* _WHAT THE EXERCISE ASKS_: Restate each of the lines given below, word for word.
═══
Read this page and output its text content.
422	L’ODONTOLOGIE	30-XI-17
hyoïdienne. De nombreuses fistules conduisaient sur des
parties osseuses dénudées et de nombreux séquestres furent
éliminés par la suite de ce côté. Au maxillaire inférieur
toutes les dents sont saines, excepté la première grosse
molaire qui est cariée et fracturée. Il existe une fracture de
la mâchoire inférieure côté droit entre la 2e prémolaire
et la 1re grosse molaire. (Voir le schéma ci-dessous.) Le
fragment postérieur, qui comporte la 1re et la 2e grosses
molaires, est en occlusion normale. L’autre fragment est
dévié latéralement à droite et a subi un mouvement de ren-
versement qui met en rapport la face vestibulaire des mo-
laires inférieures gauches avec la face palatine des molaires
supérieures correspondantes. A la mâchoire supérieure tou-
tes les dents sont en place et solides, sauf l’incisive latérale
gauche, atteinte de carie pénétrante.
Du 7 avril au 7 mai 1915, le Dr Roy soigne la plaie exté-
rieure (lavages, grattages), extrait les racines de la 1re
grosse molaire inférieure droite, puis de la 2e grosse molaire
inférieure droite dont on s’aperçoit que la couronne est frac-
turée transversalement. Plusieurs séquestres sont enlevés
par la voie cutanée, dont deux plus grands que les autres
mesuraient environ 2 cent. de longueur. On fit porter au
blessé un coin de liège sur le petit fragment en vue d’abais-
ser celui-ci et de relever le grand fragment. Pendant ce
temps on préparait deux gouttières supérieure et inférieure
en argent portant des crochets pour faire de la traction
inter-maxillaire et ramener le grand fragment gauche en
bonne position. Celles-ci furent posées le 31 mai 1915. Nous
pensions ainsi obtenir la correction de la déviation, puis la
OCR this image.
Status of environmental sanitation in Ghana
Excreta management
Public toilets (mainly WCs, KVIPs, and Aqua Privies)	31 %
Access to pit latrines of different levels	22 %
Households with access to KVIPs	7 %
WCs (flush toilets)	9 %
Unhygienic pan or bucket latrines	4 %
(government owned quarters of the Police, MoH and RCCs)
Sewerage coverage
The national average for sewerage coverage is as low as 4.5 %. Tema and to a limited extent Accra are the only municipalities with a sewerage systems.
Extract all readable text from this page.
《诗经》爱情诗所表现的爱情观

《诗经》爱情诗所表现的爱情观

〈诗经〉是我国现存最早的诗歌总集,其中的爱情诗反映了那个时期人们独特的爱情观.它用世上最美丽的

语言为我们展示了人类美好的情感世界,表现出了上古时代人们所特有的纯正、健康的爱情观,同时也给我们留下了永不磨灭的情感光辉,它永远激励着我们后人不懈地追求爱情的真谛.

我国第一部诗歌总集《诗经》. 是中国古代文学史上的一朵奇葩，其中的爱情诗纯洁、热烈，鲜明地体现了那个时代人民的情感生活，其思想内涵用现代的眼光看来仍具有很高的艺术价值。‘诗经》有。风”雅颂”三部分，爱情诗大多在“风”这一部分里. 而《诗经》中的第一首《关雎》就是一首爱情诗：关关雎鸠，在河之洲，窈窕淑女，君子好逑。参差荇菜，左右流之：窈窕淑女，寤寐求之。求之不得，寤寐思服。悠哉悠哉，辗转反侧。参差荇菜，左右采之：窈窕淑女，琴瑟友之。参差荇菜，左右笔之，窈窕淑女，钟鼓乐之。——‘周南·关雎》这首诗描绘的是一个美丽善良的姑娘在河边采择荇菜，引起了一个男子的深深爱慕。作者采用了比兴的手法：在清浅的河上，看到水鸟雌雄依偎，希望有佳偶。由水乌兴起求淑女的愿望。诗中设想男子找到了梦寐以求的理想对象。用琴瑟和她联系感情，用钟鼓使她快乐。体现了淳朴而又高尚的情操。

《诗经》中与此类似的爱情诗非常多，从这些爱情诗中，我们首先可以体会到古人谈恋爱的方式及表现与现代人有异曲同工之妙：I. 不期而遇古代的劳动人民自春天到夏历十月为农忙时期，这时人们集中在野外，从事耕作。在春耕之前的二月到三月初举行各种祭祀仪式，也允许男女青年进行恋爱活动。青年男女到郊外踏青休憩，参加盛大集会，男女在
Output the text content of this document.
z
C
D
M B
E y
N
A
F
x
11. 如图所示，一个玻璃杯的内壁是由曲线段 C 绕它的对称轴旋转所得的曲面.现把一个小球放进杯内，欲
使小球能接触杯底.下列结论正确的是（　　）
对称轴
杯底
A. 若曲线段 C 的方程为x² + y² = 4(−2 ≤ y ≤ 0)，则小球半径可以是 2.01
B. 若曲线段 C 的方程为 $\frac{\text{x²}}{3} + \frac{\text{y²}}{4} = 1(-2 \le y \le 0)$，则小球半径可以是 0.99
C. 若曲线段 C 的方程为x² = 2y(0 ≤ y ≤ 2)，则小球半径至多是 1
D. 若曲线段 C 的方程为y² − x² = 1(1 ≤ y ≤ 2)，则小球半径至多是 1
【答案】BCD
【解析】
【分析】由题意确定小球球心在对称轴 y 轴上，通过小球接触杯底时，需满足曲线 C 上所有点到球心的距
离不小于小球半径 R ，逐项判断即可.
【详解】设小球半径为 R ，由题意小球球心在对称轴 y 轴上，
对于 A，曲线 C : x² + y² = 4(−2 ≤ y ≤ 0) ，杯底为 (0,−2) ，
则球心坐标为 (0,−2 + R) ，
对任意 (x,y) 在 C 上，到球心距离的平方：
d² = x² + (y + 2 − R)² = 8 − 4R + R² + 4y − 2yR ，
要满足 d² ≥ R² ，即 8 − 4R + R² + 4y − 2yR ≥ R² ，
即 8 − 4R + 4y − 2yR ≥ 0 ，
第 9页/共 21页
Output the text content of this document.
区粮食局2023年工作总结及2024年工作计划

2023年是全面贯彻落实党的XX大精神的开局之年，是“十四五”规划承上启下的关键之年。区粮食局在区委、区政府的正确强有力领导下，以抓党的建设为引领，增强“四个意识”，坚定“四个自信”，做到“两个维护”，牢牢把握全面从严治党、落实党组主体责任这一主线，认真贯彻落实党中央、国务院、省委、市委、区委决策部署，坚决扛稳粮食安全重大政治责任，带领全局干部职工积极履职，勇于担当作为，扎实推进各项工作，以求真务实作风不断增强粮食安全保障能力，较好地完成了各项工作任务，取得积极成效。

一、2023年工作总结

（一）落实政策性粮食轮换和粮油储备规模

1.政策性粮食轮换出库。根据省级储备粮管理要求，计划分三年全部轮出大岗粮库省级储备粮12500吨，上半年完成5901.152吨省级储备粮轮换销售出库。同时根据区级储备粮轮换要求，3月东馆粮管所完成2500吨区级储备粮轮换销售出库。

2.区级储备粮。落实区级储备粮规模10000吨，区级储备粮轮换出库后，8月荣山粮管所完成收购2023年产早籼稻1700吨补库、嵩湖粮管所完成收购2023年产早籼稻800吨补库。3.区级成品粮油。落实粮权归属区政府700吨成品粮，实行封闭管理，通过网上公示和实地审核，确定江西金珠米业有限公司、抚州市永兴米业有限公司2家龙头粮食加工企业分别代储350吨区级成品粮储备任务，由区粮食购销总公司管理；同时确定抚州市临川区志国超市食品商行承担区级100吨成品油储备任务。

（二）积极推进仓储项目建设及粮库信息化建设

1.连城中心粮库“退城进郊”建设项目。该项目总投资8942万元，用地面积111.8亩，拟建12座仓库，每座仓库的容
═══
* _WORKED ANSWER_:
Read this page and output its text content.
422	L’ODONTOLOGIE	30-XI-17
hyoïdienne. De nombreuses fistules conduisaient sur des
parties osseuses dénudées et de nombreux séquestres furent
éliminés par la suite de ce côté. Au maxillaire inférieur
toutes les dents sont saines, excepté la première grosse
molaire qui est cariée et fracturée. Il existe une fracture de
la mâchoire inférieure côté droit entre la 2e prémolaire
et la 1re grosse molaire. (Voir le schéma ci-dessous.) Le
fragment postérieur, qui comporte la 1re et la 2e grosses
molaires, est en occlusion normale. L’autre fragment est
dévié latéralement à droite et a subi un mouvement de ren-
versement qui met en rapport la face vestibulaire des mo-
laires inférieures gauches avec la face palatine des molaires
supérieures correspondantes. A la mâchoire supérieure tou-
tes les dents sont en place et solides, sauf l’incisive latérale
gauche, atteinte de carie pénétrante.
Du 7 avril au 7 mai 1915, le Dr Roy soigne la plaie exté-
rieure (lavages, grattages), extrait les racines de la 1re
grosse molaire inférieure droite, puis de la 2e grosse molaire
inférieure droite dont on s’aperçoit que la couronne est frac-
turée transversalement. Plusieurs séquestres sont enlevés
par la voie cutanée, dont deux plus grands que les autres
mesuraient environ 2 cent. de longueur. On fit porter au
blessé un coin de liège sur le petit fragment en vue d’abais-
ser celui-ci et de relever le grand fragment. Pendant ce
temps on préparait deux gouttières supérieure et inférieure
en argent portant des crochets pour faire de la traction
inter-maxillaire et ramener le grand fragment gauche en
bonne position. Celles-ci furent posées le 31 mai 1915. Nous
pensions ainsi obtenir la correction de la déviation, puis la
OCR this image.
Status of environmental sanitation in Ghana
Excreta management
Public toilets (mainly WCs, KVIPs, and Aqua Privies)	31 %
Access to pit latrines of different levels	22 %
Households with access to KVIPs	7 %
WCs (flush toilets)	9 %
Unhygienic pan or bucket latrines	4 %
(government owned quarters of the Police, MoH and RCCs)
Sewerage coverage
The national average for sewerage coverage is as low as 4.5 %. Tema and to a limited extent Accra are the only municipalities with a sewerage systems.
Extract all readable text from this page.
《诗经》爱情诗所表现的爱情观

《诗经》爱情诗所表现的爱情观

〈诗经〉是我国现存最早的诗歌总集,其中的爱情诗反映了那个时期人们独特的爱情观.它用世上最美丽的

语言为我们展示了人类美好的情感世界,表现出了上古时代人们所特有的纯正、健康的爱情观,同时也给我们留下了永不磨灭的情感光辉,它永远激励着我们后人不懈地追求爱情的真谛.

我国第一部诗歌总集《诗经》. 是中国古代文学史上的一朵奇葩，其中的爱情诗纯洁、热烈，鲜明地体现了那个时代人民的情感生活，其思想内涵用现代的眼光看来仍具有很高的艺术价值。‘诗经》有。风”雅颂”三部分，爱情诗大多在“风”这一部分里. 而《诗经》中的第一首《关雎》就是一首爱情诗：关关雎鸠，在河之洲，窈窕淑女，君子好逑。参差荇菜，左右流之：窈窕淑女，寤寐求之。求之不得，寤寐思服。悠哉悠哉，辗转反侧。参差荇菜，左右采之：窈窕淑女，琴瑟友之。参差荇菜，左右笔之，窈窕淑女，钟鼓乐之。——‘周南·关雎》这首诗描绘的是一个美丽善良的姑娘在河边采择荇菜，引起了一个男子的深深爱慕。作者采用了比兴的手法：在清浅的河上，看到水鸟雌雄依偎，希望有佳偶。由水乌兴起求淑女的愿望。诗中设想男子找到了梦寐以求的理想对象。用琴瑟和她联系感情，用钟鼓使她快乐。体现了淳朴而又高尚的情操。

《诗经》中与此类似的爱情诗非常多，从这些爱情诗中，我们首先可以体会到古人谈恋爱的方式及表现与现代人有异曲同工之妙：I. 不期而遇古代的劳动人民自春天到夏历十月为农忙时期，这时人们集中在野外，从事耕作。在春耕之前的二月到三月初举行各种祭祀仪式，也允许男女青年进行恋爱活动。青年男女到郊外踏青休憩，参加盛大集会，男女在
Output the text content of this document.
z
C
D
M B
E y
N
A
F
x
11. 如图所示，一个玻璃杯的内壁是由曲线段 C 绕它的对称轴旋转所得的曲面.现把一个小球放进杯内，欲
使小球能接触杯底.下列结论正确的是（　　）
对称轴
杯底
A. 若曲线段 C 的方程为x² + y² = 4(−2 ≤ y ≤ 0)，则小球半径可以是 2.01
B. 若曲线段 C 的方程为 $\frac{\text{x²}}{3} + \frac{\text{y²}}{4} = 1(-2 \le y \le 0)$，则小球半径可以是 0.99
C. 若曲线段 C 的方程为x² = 2y(0 ≤ y ≤ 2)，则小球半径至多是 1
D. 若曲线段 C 的方程为y² − x² = 1(1 ≤ y ≤ 2)，则小球半径至多是 1
【答案】BCD
【解析】
【分析】由题意确定小球球心在对称轴 y 轴上，通过小球接触杯底时，需满足曲线 C 上所有点到球心的距
离不小于小球半径 R ，逐项判断即可.
【详解】设小球半径为 R ，由题意小球球心在对称轴 y 轴上，
对于 A，曲线 C : x² + y² = 4(−2 ≤ y ≤ 0) ，杯底为 (0,−2) ，
则球心坐标为 (0,−2 + R) ，
对任意 (x,y) 在 C 上，到球心距离的平方：
d² = x² + (y + 2 − R)² = 8 − 4R + R² + 4y − 2yR ，
要满足 d² ≥ R² ，即 8 − 4R + R² + 4y − 2yR ≥ R² ，
即 8 − 4R + 4y − 2yR ≥ 0 ，
第 9页/共 21页
Output the text content of this document.
区粮食局2023年工作总结及2024年工作计划

2023年是全面贯彻落实党的XX大精神的开局之年，是“十四五”规划承上启下的关键之年。区粮食局在区委、区政府的正确强有力领导下，以抓党的建设为引领，增强“四个意识”，坚定“四个自信”，做到“两个维护”，牢牢把握全面从严治党、落实党组主体责任这一主线，认真贯彻落实党中央、国务院、省委、市委、区委决策部署，坚决扛稳粮食安全重大政治责任，带领全局干部职工积极履职，勇于担当作为，扎实推进各项工作，以求真务实作风不断增强粮食安全保障能力，较好地完成了各项工作任务，取得积极成效。

一、2023年工作总结

（一）落实政策性粮食轮换和粮油储备规模

1.政策性粮食轮换出库。根据省级储备粮管理要求，计划分三年全部轮出大岗粮库省级储备粮12500吨，上半年完成5901.152吨省级储备粮轮换销售出库。同时根据区级储备粮轮换要求，3月东馆粮管所完成2500吨区级储备粮轮换销售出库。

2.区级储备粮。落实区级储备粮规模10000吨，区级储备粮轮换出库后，8月荣山粮管所完成收购2023年产早籼稻1700吨补库、嵩湖粮管所完成收购2023年产早籼稻800吨补库。3.区级成品粮油。落实粮权归属区政府700吨成品粮，实行封闭管理，通过网上公示和实地审核，确定江西金珠米业有限公司、抚州市永兴米业有限公司2家龙头粮食加工企业分别代储350吨区级成品粮储备任务，由区粮食购销总公司管理；同时确定抚州市临川区志国超市食品商行承担区级100吨成品油储备任务。

（二）积极推进仓储项目建设及粮库信息化建设

1.连城中心粮库“退城进郊”建设项目。该项目总投资8942万元，用地面积111.8亩，拟建12座仓库，每座仓库的容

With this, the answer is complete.